Problem to solve: Each line of the material below that holds the word "screenshot" needs to be copied.

********

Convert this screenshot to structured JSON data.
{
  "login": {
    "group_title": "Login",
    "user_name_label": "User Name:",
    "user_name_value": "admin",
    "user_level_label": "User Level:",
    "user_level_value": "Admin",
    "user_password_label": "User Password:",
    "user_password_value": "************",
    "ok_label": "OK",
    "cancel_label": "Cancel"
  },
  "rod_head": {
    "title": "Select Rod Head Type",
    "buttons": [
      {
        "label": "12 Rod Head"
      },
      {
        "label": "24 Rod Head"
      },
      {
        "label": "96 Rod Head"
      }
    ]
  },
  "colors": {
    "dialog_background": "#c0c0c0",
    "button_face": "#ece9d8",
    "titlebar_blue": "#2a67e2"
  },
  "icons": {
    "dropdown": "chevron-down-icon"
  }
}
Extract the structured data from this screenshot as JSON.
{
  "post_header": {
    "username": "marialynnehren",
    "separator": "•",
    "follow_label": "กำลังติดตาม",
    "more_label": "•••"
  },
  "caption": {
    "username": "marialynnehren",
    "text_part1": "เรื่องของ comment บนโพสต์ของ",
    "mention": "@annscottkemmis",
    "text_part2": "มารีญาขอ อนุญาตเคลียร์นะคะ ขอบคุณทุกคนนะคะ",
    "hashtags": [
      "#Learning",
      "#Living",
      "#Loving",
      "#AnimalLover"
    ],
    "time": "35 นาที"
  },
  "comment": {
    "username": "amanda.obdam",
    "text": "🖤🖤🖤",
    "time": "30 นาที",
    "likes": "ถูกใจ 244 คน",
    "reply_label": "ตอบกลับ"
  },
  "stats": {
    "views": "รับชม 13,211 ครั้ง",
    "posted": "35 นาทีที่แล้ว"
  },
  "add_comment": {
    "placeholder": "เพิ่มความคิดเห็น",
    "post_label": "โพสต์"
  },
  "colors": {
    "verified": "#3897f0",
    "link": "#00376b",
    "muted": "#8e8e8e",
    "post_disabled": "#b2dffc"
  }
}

********

Expected answer:
Convert this screenshot to structured JSON data.
Extract the structured data from this screenshot as JSON.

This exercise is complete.